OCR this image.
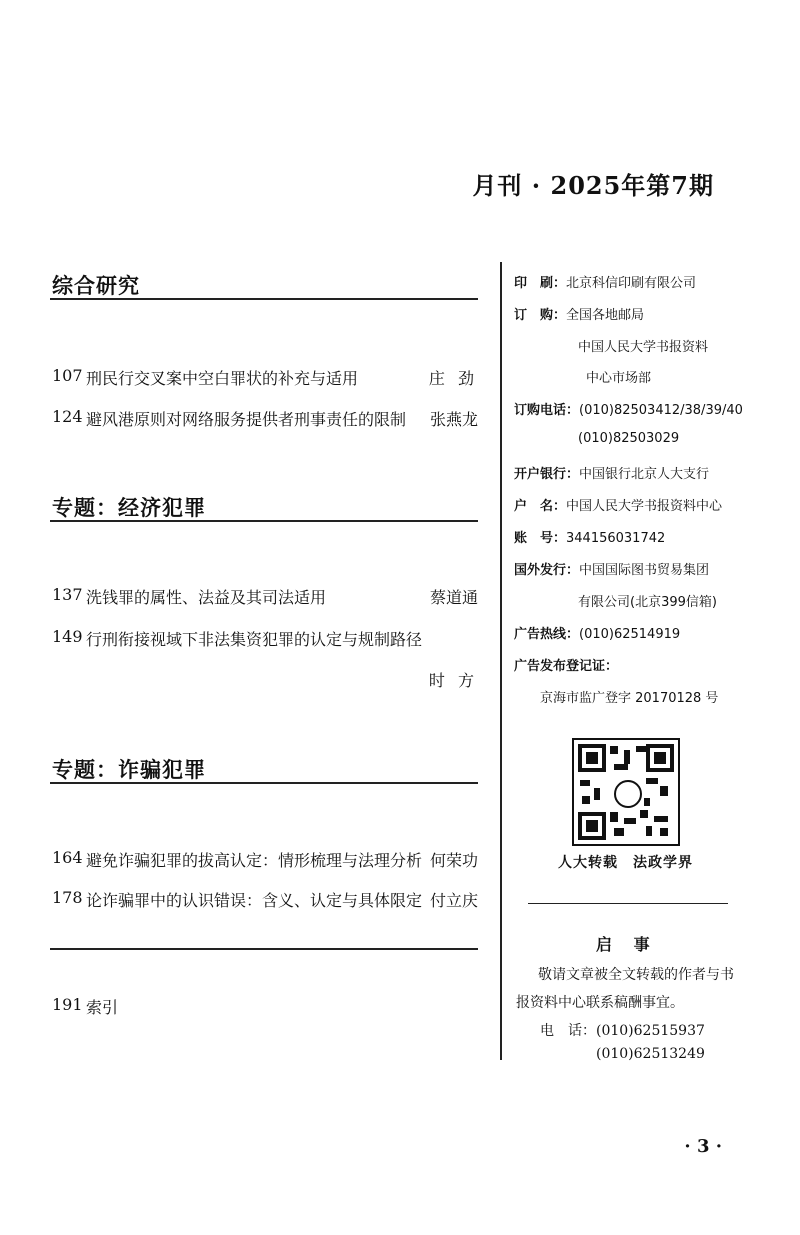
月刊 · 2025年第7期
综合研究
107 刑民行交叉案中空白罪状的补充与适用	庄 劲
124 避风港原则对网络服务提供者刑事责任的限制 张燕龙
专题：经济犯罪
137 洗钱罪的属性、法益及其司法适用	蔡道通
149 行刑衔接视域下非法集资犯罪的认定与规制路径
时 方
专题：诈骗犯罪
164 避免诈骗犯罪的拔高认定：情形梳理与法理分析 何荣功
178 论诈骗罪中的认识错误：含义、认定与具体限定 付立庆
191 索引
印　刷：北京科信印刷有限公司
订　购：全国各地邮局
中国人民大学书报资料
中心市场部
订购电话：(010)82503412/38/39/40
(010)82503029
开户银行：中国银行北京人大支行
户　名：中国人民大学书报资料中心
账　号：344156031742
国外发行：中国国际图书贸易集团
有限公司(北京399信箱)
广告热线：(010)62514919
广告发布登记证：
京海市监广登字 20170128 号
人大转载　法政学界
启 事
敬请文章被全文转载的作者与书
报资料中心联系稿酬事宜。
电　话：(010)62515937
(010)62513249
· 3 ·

- **Set exercise**
Your copy of the data should match it exactly, except that pictures are left out.

- **Completed task**
OCR this image.
月刊 · 2025年第7期
综合研究
107 刑民行交叉案中空白罪状的补充与适用	庄 劲
124 避风港原则对网络服务提供者刑事责任的限制 张燕龙
专题：经济犯罪
137 洗钱罪的属性、法益及其司法适用	蔡道通
149 行刑衔接视域下非法集资犯罪的认定与规制路径
时 方
专题：诈骗犯罪
164 避免诈骗犯罪的拔高认定：情形梳理与法理分析 何荣功
178 论诈骗罪中的认识错误：含义、认定与具体限定 付立庆
191 索引
印　刷：北京科信印刷有限公司
订　购：全国各地邮局
中国人民大学书报资料
中心市场部
订购电话：(010)82503412/38/39/40
(010)82503029
开户银行：中国银行北京人大支行
户　名：中国人民大学书报资料中心
账　号：344156031742
国外发行：中国国际图书贸易集团
有限公司(北京399信箱)
广告热线：(010)62514919
广告发布登记证：
京海市监广登字 20170128 号
人大转载　法政学界
启 事
敬请文章被全文转载的作者与书
报资料中心联系稿酬事宜。
电　话：(010)62515937
(010)62513249
· 3 ·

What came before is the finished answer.